● Task to complete: Print all the data, keeping every line exactly as it is.

· · · · ·

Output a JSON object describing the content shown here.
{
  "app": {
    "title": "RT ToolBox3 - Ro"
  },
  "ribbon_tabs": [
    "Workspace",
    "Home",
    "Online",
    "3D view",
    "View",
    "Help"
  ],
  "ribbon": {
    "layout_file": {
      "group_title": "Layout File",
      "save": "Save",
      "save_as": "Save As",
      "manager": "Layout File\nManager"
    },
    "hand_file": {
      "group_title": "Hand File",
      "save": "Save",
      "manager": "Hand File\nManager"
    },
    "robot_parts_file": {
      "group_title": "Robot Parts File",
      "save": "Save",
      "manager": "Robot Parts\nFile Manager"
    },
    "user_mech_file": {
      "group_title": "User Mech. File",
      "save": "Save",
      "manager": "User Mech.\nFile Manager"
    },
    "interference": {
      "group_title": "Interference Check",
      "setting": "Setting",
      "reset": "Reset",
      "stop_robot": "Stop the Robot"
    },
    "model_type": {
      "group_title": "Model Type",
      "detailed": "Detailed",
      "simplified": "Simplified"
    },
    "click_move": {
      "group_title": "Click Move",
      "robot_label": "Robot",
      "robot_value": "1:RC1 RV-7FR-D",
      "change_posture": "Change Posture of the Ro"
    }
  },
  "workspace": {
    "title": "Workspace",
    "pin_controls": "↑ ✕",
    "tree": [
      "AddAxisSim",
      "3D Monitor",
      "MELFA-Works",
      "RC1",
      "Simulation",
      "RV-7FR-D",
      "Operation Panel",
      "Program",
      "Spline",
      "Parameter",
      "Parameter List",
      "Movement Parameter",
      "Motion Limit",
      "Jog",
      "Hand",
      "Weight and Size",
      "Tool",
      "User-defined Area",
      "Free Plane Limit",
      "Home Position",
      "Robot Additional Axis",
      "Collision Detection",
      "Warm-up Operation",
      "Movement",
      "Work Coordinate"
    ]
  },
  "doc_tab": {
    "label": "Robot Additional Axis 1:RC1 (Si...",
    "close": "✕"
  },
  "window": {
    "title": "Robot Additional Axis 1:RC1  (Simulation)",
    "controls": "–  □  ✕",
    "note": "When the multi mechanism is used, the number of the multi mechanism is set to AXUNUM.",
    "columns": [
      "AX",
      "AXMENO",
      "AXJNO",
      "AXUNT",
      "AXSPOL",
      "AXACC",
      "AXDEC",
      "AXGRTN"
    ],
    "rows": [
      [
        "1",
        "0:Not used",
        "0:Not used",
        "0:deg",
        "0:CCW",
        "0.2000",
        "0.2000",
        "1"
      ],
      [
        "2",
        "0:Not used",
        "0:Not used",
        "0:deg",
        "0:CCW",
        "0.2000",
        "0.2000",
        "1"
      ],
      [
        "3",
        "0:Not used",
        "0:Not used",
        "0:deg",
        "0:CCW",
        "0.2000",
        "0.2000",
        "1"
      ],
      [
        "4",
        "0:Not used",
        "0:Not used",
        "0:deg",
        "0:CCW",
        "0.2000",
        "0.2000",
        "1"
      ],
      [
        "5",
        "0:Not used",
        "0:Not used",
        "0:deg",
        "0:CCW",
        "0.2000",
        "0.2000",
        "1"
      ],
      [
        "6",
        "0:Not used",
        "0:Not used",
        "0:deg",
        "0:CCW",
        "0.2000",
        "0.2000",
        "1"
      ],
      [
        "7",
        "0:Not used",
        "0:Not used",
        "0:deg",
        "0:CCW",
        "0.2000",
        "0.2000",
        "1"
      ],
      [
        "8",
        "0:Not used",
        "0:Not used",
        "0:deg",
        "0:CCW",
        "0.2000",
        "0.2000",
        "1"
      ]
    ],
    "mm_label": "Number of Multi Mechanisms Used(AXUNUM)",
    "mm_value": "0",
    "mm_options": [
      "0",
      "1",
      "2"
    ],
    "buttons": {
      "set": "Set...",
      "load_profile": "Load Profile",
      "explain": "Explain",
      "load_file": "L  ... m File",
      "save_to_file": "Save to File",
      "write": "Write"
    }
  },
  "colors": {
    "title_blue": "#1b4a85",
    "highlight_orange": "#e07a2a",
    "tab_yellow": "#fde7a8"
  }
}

· · · · ·

● Correct output:
Output a JSON object describing the content shown here.
{
  "app": {
    "title": "RT ToolBox3 - Ro"
  },
  "ribbon_tabs": [
    "Workspace",
    "Home",
    "Online",
    "3D view",
    "View",
    "Help"
  ],
  "ribbon": {
    "layout_file": {
      "group_title": "Layout File",
      "save": "Save",
      "save_as": "Save As",
      "manager": "Layout File\nManager"
    },
    "hand_file": {
      "group_title": "Hand File",
      "save": "Save",
      "manager": "Hand File\nManager"
    },
    "robot_parts_file": {
      "group_title": "Robot Parts File",
      "save": "Save",
      "manager": "Robot Parts\nFile Manager"
    },
    "user_mech_file": {
      "group_title": "User Mech. File",
      "save": "Save",
      "manager": "User Mech.\nFile Manager"
    },
    "interference": {
      "group_title": "Interference Check",
      "setting": "Setting",
      "reset": "Reset",
      "stop_robot": "Stop the Robot"
    },
    "model_type": {
      "group_title": "Model Type",
      "detailed": "Detailed",
      "simplified": "Simplified"
    },
    "click_move": {
      "group_title": "Click Move",
      "robot_label": "Robot",
      "robot_value": "1:RC1 RV-7FR-D",
      "change_posture": "Change Posture of the Ro"
    }
  },
  "workspace": {
    "title": "Workspace",
    "pin_controls": "↑ ✕",
    "tree": [
      "AddAxisSim",
      "3D Monitor",
      "MELFA-Works",
      "RC1",
      "Simulation",
      "RV-7FR-D",
      "Operation Panel",
      "Program",
      "Spline",
      "Parameter",
      "Parameter List",
      "Movement Parameter",
      "Motion Limit",
      "Jog",
      "Hand",
      "Weight and Size",
      "Tool",
      "User-defined Area",
      "Free Plane Limit",
      "Home Position",
      "Robot Additional Axis",
      "Collision Detection",
      "Warm-up Operation",
      "Movement",
      "Work Coordinate"
    ]
  },
  "doc_tab": {
    "label": "Robot Additional Axis 1:RC1 (Si...",
    "close": "✕"
  },
  "window": {
    "title": "Robot Additional Axis 1:RC1  (Simulation)",
    "controls": "–  □  ✕",
    "note": "When the multi mechanism is used, the number of the multi mechanism is set to AXUNUM.",
    "columns": [
      "AX",
      "AXMENO",
      "AXJNO",
      "AXUNT",
      "AXSPOL",
      "AXACC",
      "AXDEC",
      "AXGRTN"
    ],
    "rows": [
      [
        "1",
        "0:Not used",
        "0:Not used",
        "0:deg",
        "0:CCW",
        "0.2000",
        "0.2000",
        "1"
      ],
      [
        "2",
        "0:Not used",
        "0:Not used",
        "0:deg",
        "0:CCW",
        "0.2000",
        "0.2000",
        "1"
      ],
      [
        "3",
        "0:Not used",
        "0:Not used",
        "0:deg",
        "0:CCW",
        "0.2000",
        "0.2000",
        "1"
      ],
      [
        "4",
        "0:Not used",
        "0:Not used",
        "0:deg",
        "0:CCW",
        "0.2000",
        "0.2000",
        "1"
      ],
      [
        "5",
        "0:Not used",
        "0:Not used",
        "0:deg",
        "0:CCW",
        "0.2000",
        "0.2000",
        "1"
      ],
      [
        "6",
        "0:Not used",
        "0:Not used",
        "0:deg",
        "0:CCW",
        "0.2000",
        "0.2000",
        "1"
      ],
      [
        "7",
        "0:Not used",
        "0:Not used",
        "0:deg",
        "0:CCW",
        "0.2000",
        "0.2000",
        "1"
      ],
      [
        "8",
        "0:Not used",
        "0:Not used",
        "0:deg",
        "0:CCW",
        "0.2000",
        "0.2000",
        "1"
      ]
    ],
    "mm_label": "Number of Multi Mechanisms Used(AXUNUM)",
    "mm_value": "0",
    "mm_options": [
      "0",
      "1",
      "2"
    ],
    "buttons": {
      "set": "Set...",
      "load_profile": "Load Profile",
      "explain": "Explain",
      "load_file": "L  ... m File",
      "save_to_file": "Save to File",
      "write": "Write"
    }
  },
  "colors": {
    "title_blue": "#1b4a85",
    "highlight_orange": "#e07a2a",
    "tab_yellow": "#fde7a8"
  }
}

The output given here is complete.